(Source records)
::::
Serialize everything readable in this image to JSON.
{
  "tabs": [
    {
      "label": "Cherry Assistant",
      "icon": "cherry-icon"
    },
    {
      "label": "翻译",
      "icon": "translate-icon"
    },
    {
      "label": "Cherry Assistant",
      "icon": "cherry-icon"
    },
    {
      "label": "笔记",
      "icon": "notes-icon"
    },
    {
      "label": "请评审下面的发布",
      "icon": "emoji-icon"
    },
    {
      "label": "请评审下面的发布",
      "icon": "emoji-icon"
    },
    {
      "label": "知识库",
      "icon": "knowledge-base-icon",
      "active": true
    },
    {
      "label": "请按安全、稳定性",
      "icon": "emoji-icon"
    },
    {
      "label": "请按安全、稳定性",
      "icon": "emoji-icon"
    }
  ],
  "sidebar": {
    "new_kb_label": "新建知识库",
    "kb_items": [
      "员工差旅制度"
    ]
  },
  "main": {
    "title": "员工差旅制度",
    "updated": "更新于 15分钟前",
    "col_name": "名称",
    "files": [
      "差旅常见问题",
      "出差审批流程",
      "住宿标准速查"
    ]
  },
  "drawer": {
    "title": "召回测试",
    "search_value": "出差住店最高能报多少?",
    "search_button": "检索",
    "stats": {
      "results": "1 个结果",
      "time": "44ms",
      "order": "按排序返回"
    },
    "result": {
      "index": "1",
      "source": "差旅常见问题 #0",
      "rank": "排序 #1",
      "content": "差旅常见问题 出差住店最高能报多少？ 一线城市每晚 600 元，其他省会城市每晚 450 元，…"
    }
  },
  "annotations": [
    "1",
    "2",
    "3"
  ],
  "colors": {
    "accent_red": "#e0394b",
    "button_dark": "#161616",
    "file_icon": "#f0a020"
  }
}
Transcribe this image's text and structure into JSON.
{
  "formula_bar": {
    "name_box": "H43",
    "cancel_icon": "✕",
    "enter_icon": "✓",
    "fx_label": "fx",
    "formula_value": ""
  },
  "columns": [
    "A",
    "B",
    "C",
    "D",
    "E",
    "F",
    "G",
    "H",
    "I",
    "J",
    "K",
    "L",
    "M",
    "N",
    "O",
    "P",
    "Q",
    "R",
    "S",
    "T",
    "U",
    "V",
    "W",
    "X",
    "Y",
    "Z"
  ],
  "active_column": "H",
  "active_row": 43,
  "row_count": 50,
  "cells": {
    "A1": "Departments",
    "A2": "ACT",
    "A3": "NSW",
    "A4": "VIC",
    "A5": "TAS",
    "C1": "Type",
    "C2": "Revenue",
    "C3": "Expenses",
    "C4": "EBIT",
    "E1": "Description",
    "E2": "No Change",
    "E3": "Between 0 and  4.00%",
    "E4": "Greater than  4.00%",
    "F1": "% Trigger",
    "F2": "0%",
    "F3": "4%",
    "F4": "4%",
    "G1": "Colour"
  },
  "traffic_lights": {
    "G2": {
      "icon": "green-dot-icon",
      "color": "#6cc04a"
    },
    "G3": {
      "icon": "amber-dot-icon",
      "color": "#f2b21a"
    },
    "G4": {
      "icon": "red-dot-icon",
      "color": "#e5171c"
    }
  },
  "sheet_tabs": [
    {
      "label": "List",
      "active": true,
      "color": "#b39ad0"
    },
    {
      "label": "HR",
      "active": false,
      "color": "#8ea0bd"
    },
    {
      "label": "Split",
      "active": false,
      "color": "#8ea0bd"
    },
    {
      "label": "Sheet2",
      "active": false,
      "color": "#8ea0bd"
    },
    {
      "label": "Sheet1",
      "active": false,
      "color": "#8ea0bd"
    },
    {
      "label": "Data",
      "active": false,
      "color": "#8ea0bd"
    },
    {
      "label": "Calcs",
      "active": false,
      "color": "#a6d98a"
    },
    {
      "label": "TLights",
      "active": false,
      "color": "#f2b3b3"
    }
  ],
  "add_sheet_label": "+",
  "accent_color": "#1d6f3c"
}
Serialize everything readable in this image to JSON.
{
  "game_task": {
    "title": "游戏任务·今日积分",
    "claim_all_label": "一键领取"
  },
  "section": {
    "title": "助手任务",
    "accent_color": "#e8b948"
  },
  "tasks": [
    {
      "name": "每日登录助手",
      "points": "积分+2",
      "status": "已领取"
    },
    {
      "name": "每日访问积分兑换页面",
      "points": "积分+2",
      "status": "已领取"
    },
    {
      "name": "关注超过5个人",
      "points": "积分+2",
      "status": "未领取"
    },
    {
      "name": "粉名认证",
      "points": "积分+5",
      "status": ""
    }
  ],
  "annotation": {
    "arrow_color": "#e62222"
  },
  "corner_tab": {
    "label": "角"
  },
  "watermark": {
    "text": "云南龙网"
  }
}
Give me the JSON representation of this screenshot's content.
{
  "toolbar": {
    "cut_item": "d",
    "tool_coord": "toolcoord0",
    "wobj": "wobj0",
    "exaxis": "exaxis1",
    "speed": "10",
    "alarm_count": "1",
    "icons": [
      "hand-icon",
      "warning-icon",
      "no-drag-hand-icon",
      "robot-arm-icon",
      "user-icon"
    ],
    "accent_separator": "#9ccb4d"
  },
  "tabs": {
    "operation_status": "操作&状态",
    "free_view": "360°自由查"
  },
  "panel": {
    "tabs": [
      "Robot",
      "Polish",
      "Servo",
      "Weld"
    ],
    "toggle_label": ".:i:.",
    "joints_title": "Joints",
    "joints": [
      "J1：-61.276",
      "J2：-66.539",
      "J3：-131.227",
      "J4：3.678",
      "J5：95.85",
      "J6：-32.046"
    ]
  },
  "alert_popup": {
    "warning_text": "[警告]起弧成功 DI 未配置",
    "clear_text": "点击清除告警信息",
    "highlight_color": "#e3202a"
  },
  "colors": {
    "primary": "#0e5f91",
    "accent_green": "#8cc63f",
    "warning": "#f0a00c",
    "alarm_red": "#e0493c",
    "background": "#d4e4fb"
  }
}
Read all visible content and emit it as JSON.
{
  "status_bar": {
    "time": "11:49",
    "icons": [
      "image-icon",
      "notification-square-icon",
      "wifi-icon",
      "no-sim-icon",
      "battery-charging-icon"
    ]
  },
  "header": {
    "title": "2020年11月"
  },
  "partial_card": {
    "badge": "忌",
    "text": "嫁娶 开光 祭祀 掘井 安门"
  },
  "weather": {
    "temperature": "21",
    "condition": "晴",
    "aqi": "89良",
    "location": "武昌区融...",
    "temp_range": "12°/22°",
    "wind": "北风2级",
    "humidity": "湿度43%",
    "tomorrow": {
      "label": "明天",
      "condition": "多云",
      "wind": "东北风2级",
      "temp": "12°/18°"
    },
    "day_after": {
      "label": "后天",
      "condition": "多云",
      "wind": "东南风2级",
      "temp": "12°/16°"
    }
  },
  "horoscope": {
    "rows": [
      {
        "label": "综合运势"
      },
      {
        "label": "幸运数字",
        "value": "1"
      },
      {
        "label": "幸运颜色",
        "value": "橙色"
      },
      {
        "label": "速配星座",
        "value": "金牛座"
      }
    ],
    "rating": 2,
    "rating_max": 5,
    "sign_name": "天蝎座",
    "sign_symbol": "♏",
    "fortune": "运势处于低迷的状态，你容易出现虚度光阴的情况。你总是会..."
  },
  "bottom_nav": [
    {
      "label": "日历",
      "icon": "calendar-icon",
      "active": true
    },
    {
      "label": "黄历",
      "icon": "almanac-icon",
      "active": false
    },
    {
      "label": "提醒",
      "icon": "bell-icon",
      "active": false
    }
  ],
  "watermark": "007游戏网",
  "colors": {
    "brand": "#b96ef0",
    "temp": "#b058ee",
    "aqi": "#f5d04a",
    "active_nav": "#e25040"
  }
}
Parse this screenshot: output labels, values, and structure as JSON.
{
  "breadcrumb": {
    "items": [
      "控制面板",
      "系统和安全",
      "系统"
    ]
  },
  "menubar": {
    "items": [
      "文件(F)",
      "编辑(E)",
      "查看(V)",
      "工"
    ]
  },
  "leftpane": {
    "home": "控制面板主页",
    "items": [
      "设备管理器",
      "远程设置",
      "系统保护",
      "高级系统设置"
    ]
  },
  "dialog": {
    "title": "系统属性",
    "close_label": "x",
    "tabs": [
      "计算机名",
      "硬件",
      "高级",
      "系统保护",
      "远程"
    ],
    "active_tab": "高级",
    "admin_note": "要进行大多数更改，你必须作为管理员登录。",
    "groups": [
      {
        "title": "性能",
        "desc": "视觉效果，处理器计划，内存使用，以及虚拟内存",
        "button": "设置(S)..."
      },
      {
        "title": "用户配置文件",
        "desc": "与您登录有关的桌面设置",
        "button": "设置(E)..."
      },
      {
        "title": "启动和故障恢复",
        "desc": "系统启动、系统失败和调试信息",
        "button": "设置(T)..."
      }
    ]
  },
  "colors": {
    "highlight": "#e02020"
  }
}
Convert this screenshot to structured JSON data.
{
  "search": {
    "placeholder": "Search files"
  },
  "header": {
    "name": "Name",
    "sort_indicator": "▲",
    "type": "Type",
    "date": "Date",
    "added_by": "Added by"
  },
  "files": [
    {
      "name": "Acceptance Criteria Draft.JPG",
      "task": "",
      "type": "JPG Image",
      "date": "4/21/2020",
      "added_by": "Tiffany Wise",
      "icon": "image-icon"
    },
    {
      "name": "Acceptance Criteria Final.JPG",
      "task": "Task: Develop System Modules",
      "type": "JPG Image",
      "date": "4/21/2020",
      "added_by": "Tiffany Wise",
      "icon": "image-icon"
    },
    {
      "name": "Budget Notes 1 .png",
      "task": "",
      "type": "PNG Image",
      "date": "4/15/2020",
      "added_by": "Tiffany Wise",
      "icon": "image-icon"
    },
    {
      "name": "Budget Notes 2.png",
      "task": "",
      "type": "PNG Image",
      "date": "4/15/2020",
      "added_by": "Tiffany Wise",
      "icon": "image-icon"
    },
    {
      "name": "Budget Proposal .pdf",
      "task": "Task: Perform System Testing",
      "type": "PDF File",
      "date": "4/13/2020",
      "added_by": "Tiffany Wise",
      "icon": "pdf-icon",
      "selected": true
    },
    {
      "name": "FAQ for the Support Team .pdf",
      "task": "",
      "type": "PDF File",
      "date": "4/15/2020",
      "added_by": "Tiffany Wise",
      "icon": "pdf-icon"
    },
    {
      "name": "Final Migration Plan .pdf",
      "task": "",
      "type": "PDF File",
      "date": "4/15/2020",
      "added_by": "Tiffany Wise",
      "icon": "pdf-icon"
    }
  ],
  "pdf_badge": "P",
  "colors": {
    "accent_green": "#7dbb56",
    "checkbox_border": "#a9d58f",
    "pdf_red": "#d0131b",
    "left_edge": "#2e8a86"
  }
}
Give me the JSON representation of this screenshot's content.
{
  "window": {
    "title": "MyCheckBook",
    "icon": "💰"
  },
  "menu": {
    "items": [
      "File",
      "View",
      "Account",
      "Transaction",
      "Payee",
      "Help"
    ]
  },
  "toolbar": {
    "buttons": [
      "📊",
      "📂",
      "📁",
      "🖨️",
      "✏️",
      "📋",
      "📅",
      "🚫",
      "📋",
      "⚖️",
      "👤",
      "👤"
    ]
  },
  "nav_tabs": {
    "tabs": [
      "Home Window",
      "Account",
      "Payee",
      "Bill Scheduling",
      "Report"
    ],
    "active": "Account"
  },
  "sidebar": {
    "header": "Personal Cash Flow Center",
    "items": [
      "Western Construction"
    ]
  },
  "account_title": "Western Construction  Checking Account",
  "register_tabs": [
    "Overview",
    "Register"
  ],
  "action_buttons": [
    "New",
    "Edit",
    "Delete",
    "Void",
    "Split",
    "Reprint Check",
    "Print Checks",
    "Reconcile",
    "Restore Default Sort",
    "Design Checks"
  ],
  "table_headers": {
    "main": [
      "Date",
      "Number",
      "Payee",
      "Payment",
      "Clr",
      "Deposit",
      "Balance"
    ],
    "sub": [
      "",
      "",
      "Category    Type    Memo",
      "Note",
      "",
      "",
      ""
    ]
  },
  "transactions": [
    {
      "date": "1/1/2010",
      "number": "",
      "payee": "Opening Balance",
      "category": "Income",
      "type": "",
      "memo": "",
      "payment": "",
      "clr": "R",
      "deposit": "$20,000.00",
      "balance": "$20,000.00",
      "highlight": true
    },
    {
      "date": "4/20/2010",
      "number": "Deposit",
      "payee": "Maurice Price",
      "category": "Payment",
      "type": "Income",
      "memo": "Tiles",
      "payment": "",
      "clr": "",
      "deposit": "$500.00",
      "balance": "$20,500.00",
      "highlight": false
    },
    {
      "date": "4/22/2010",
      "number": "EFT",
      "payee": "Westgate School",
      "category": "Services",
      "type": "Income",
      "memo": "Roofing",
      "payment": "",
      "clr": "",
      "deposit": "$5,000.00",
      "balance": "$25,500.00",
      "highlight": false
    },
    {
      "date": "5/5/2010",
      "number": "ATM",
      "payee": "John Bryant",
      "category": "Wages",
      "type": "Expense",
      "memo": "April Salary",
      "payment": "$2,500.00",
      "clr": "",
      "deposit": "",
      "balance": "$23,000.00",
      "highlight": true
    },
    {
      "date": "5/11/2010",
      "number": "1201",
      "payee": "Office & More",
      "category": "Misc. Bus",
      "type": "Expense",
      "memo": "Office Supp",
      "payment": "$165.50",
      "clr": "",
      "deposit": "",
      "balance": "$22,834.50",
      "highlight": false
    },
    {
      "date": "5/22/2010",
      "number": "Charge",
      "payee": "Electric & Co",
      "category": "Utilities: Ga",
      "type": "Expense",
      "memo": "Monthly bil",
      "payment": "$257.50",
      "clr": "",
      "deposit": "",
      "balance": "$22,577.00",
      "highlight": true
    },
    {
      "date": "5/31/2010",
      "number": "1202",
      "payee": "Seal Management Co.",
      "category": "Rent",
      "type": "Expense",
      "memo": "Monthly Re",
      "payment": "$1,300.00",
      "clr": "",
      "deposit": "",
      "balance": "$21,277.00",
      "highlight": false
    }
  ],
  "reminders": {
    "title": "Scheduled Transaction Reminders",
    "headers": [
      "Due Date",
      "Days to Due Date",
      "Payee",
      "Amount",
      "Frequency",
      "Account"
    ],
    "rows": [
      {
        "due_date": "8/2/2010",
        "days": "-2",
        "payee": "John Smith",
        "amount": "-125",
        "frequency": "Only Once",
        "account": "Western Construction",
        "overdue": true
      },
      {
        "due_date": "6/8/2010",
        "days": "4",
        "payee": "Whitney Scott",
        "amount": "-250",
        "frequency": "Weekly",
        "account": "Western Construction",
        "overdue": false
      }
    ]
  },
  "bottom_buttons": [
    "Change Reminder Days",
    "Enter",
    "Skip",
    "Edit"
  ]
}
::::
◆ **TASK GOAL**: Pull every line holding "Western" out of the records.

◆ **EXERCISE OUTPUT**:
      "Western Construction"
  "account_title": "Western Construction  Checking Account",
        "account": "Western Construction",
        "account": "Western Construction",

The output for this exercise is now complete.